* **EXTRAIT DU DOCUMENT**:
>>

Cette publication est assortie d’un texte écrit dans un français bancal et truffé de fautes : « Femme noire est interdite d’accoucher Au Liban .la réciprocité est fort le Sénégal aussi viennent d’interdire accouchement des femme Liban au Sénégal  bravo  je souhaite même chose dans tout les pays noire ».

Aperçu de la publication Facebook mentionnée dans l'article, ayant relayé les allégations vérifiées par Ouestaf News. Capture d'écran : Ouestaf News.
Aperçu de la publication Facebook mentionnée dans l’article, ayant relayé les allégations vérifiées par Ouestaf News. Capture d’écran : Ouestaf News.

Dans la vidéo, d’une minute 15 secondes, s’exprime dans un mélange de français et de wolof l’homme politique sénégalais Tahirou Sarr, qui y affirme notamment que « les femmes noires sont interdites d’accoucher au Liban », sans plus de précisions.

M. Sarr, qui se présente comme un nationaliste, était membre de la coalition ayant porté au pouvoir en mars 2024 l’actuel président sénégalais, Bassirou Diomaye Faye, du parti Pastef (Patriotes africains du Sénégal pour le travail, l’éthique et la fraternité).

<<

* **ÉNONCÉ PROPOSÉ A**: Reproduisez à l'identique, dans le listing, la partie qui commence par la ligne contenant « UI element localization: list » et se termine par la ligne contenant « 854, 1008, 898] », ces deux lignes comprises.

* **DONNÉES FOURNIES**:

>>

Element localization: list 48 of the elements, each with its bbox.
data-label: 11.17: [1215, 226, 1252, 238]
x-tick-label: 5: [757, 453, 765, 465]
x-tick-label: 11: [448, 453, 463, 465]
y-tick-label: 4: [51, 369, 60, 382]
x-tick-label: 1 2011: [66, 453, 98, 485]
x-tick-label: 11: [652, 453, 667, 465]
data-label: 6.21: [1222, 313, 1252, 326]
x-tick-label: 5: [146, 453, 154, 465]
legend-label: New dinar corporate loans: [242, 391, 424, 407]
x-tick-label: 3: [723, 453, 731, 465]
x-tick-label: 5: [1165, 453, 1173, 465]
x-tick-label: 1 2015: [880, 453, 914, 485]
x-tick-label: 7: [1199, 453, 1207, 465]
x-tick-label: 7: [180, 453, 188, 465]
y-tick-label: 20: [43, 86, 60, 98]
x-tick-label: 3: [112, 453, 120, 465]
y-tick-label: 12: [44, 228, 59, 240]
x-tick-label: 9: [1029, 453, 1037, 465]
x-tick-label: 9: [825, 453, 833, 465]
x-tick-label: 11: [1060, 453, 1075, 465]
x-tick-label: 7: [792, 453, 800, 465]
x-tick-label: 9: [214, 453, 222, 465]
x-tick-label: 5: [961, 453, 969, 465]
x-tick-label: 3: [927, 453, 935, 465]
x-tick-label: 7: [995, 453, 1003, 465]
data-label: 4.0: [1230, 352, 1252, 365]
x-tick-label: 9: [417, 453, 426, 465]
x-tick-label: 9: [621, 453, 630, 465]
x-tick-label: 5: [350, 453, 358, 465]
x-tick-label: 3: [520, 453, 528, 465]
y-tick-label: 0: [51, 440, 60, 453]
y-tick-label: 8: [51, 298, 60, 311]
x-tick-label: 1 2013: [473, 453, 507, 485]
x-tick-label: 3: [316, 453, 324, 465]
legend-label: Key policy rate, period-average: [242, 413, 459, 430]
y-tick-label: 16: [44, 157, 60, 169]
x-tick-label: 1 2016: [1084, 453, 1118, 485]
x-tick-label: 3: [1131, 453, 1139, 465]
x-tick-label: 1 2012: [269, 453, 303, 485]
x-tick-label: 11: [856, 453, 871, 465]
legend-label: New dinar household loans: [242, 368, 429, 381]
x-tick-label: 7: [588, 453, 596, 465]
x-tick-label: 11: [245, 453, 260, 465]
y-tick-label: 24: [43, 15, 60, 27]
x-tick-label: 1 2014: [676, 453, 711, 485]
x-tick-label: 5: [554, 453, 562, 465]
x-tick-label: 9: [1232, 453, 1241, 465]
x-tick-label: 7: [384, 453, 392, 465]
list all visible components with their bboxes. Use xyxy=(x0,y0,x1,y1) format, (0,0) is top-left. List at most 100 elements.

<<
>>

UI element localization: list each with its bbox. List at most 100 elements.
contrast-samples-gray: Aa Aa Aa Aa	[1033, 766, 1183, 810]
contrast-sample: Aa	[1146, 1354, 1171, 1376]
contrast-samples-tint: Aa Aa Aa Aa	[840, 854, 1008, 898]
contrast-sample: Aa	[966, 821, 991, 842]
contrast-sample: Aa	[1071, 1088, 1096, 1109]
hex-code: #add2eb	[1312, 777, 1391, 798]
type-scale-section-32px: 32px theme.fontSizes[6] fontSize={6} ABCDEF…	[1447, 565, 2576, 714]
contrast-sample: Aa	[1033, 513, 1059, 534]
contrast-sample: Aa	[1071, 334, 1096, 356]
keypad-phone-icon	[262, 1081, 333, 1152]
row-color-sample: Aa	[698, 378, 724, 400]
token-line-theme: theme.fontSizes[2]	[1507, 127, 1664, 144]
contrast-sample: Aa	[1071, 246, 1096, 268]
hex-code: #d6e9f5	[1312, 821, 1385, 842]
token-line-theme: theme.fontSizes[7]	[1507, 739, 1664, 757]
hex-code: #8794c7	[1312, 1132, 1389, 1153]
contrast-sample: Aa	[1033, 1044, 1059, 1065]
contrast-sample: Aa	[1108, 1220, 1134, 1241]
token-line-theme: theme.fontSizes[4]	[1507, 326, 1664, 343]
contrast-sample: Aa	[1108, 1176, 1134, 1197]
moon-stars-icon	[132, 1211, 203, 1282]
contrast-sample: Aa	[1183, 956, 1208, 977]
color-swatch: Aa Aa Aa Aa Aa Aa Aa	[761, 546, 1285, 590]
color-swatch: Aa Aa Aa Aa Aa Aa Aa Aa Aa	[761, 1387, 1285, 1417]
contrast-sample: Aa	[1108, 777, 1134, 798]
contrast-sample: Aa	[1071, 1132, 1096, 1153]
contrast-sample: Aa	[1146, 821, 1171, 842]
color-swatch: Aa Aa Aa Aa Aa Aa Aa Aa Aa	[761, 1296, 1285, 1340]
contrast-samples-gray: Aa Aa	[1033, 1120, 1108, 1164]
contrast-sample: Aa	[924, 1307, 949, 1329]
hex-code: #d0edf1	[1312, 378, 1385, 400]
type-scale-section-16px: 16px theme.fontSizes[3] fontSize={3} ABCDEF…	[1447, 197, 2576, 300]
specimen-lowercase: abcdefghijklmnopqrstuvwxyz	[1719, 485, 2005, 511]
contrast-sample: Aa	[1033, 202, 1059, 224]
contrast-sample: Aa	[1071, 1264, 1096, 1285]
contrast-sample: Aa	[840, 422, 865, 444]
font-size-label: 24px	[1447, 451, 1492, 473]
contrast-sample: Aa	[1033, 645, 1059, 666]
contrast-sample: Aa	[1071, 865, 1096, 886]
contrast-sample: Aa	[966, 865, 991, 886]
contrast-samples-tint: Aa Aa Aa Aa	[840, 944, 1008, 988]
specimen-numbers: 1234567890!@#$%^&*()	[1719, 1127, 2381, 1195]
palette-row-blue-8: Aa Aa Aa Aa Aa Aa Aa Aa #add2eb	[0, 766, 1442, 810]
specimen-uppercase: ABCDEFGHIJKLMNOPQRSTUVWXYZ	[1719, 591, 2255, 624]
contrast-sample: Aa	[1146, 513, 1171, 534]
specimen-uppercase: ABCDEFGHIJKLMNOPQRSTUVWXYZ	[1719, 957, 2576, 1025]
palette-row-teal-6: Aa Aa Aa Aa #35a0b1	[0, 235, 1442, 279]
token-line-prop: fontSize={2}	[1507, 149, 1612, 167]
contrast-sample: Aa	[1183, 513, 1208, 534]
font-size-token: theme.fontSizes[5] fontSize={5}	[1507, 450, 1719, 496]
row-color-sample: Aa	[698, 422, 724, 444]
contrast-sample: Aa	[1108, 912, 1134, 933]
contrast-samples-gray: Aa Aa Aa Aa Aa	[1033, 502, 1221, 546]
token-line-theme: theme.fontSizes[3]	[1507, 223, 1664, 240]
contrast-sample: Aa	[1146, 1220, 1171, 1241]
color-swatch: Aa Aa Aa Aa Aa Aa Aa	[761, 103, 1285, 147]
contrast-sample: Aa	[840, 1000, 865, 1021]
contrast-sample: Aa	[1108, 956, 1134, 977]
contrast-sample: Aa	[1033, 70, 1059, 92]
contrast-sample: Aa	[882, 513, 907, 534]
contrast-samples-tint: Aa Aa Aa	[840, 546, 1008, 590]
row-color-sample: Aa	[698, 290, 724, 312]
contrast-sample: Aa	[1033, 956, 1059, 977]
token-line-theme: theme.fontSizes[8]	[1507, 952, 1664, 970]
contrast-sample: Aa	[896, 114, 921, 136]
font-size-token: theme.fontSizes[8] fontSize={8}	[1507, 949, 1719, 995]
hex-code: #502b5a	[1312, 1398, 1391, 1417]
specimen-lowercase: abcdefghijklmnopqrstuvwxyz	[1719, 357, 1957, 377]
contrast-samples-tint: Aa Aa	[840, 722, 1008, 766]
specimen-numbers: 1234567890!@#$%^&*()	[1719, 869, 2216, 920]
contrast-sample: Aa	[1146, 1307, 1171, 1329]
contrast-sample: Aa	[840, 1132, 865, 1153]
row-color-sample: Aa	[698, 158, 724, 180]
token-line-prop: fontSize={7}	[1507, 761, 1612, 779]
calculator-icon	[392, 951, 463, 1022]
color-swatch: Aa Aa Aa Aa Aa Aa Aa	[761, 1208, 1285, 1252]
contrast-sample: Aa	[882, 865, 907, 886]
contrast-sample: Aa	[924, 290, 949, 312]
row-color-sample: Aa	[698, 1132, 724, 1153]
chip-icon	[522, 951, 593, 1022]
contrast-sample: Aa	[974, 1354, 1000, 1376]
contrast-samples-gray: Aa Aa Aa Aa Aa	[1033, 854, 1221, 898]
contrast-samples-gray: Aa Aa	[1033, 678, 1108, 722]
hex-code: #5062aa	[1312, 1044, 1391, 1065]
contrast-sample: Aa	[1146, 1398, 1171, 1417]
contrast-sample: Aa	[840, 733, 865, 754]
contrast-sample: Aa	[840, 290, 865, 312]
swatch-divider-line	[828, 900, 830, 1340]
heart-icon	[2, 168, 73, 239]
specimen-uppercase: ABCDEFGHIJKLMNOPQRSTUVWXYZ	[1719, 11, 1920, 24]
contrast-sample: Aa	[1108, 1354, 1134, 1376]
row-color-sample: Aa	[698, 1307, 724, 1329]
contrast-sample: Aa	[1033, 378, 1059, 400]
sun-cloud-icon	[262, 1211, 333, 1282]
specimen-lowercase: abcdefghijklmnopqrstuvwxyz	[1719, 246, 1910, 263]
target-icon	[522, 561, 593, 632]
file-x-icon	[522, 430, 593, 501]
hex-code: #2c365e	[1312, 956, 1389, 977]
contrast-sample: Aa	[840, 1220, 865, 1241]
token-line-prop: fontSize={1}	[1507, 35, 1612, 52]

<<

* **ÉNONCÉ PROPOSÉ B**: Recopiez fidèlement, dans l'extrait sur la publication Facebook, le passage qui commence par les mots « Cette publication est » et s'achève par « d’écran : Ouestaf News. ».

* **RÉPONSE DÉTAILLÉE A**:
UI element localization: list each with its bbox. List at most 100 elements.
contrast-samples-gray: Aa Aa Aa Aa	[1033, 766, 1183, 810]
contrast-sample: Aa	[1146, 1354, 1171, 1376]
contrast-samples-tint: Aa Aa Aa Aa	[840, 854, 1008, 898]

* **RÉPONSE DÉTAILLÉE B**:
Cette publication est assortie d’un texte écrit dans un français bancal et truffé de fautes : « Femme noire est interdite d’accoucher Au Liban .la réciprocité est fort le Sénégal aussi viennent d’interdire accouchement des femme Liban au Sénégal  bravo  je souhaite même chose dans tout les pays noire ».

Aperçu de la publication Facebook mentionnée dans l'article, ayant relayé les allégations vérifiées par Ouestaf News. Capture d'écran : Ouestaf News.
Aperçu de la publication Facebook mentionnée dans l’article, ayant relayé les allégations vérifiées par Ouestaf News. Capture d’écran : Ouestaf News.